Problem:
Among the records below, find each line that includes the string "from" and copy it.

Record extracts:
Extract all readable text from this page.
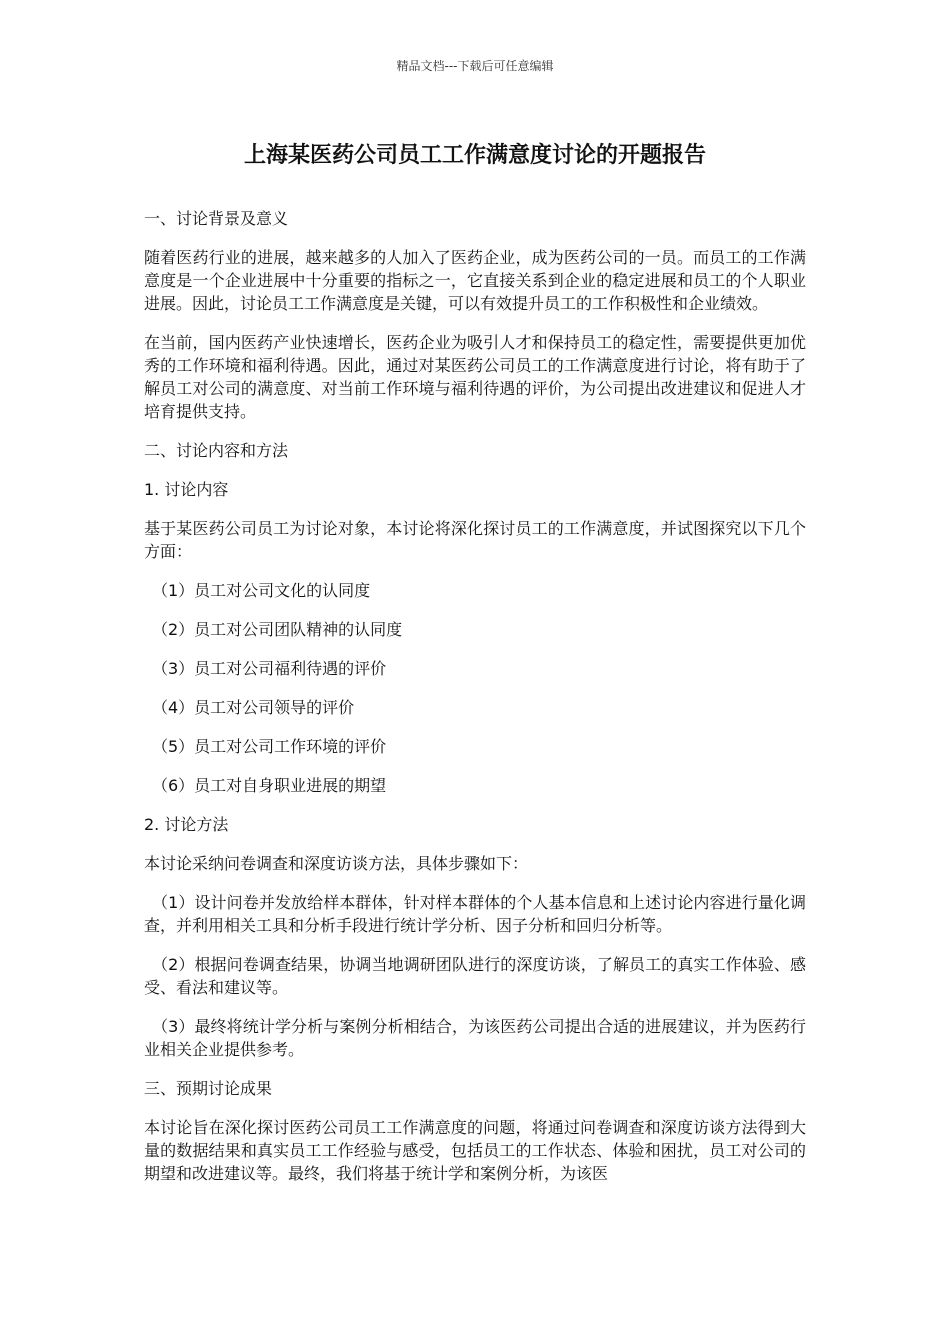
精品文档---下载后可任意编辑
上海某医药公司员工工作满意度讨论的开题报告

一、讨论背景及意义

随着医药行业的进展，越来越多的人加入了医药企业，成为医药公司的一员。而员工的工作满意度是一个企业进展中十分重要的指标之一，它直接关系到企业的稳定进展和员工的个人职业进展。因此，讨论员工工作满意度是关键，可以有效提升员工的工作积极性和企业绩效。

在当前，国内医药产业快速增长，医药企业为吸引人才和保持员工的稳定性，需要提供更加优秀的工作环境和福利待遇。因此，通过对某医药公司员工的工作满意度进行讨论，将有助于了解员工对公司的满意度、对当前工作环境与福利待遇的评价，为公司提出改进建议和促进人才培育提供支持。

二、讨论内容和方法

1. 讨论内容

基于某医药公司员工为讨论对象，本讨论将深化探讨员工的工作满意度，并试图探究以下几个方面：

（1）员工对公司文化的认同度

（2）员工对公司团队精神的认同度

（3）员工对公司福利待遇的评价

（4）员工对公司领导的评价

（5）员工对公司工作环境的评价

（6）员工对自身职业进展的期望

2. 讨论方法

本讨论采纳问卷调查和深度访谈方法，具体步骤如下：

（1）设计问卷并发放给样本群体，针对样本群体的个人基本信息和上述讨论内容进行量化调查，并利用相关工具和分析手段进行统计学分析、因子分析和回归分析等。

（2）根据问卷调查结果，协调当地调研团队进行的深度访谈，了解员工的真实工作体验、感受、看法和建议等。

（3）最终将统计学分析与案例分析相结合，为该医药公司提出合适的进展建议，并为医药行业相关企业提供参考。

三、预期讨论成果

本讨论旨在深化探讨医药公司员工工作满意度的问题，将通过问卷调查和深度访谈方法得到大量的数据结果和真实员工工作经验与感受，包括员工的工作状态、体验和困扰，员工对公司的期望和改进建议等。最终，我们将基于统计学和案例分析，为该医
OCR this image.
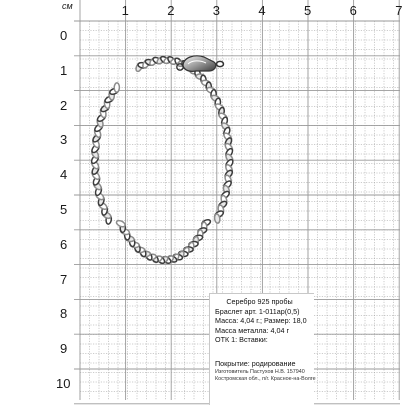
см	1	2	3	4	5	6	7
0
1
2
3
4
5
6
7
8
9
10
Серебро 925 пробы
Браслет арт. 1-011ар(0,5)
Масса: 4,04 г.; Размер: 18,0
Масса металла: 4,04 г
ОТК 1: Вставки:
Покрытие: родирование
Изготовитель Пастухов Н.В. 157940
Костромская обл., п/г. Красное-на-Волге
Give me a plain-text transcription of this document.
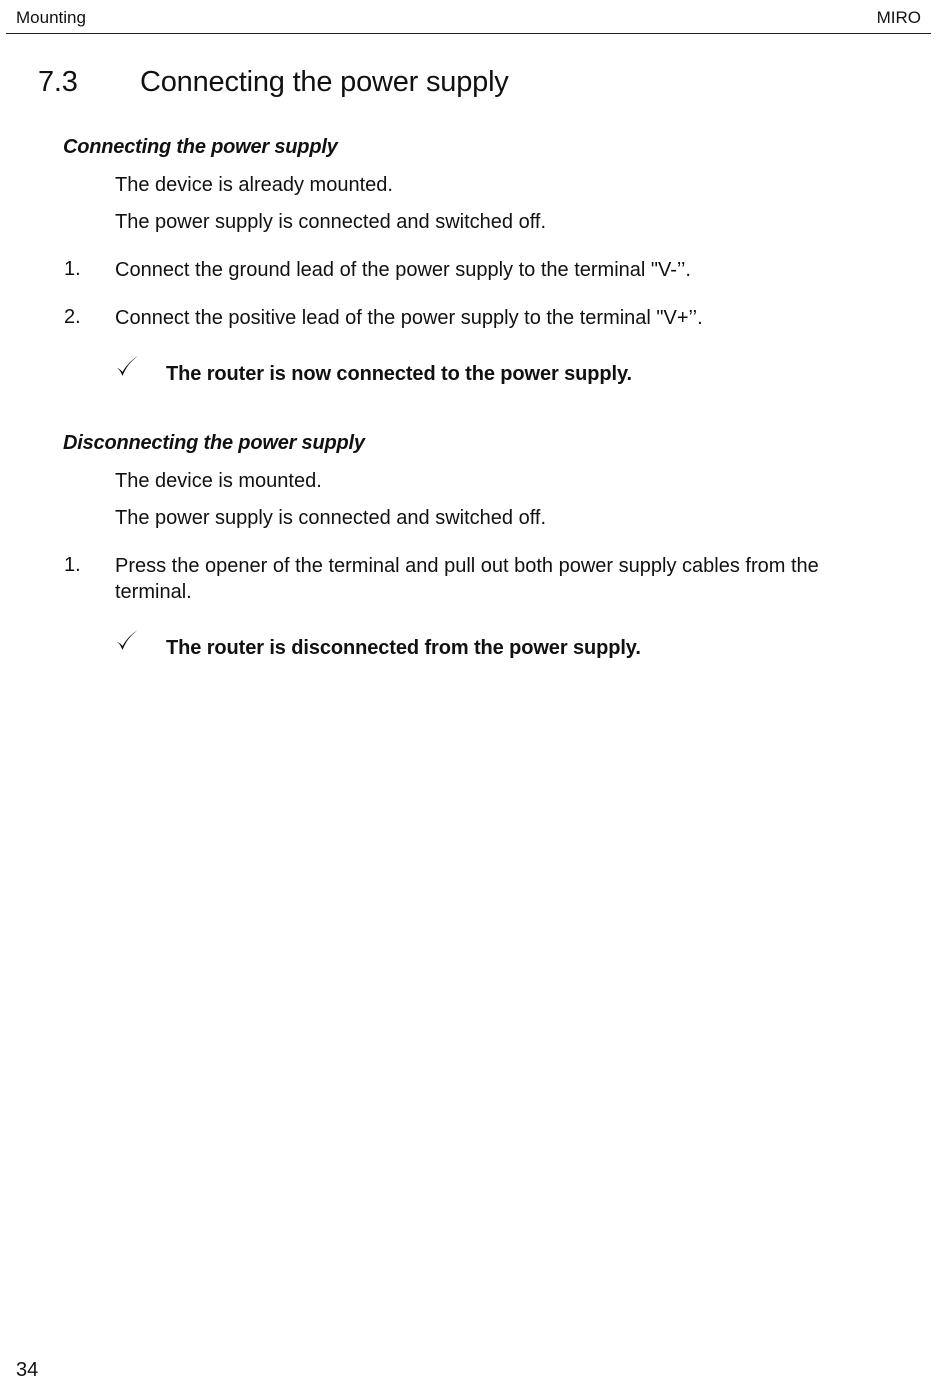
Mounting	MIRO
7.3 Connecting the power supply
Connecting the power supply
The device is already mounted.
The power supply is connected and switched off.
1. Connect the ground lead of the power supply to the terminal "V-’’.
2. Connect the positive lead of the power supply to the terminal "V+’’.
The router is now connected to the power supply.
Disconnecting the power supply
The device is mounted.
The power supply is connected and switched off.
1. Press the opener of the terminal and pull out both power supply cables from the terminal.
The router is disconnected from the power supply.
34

Task output:
Extract all readable text from this page.
1. Press the opener of the terminal and pull out both power supply cables from the terminal.
The router is disconnected from the power supply.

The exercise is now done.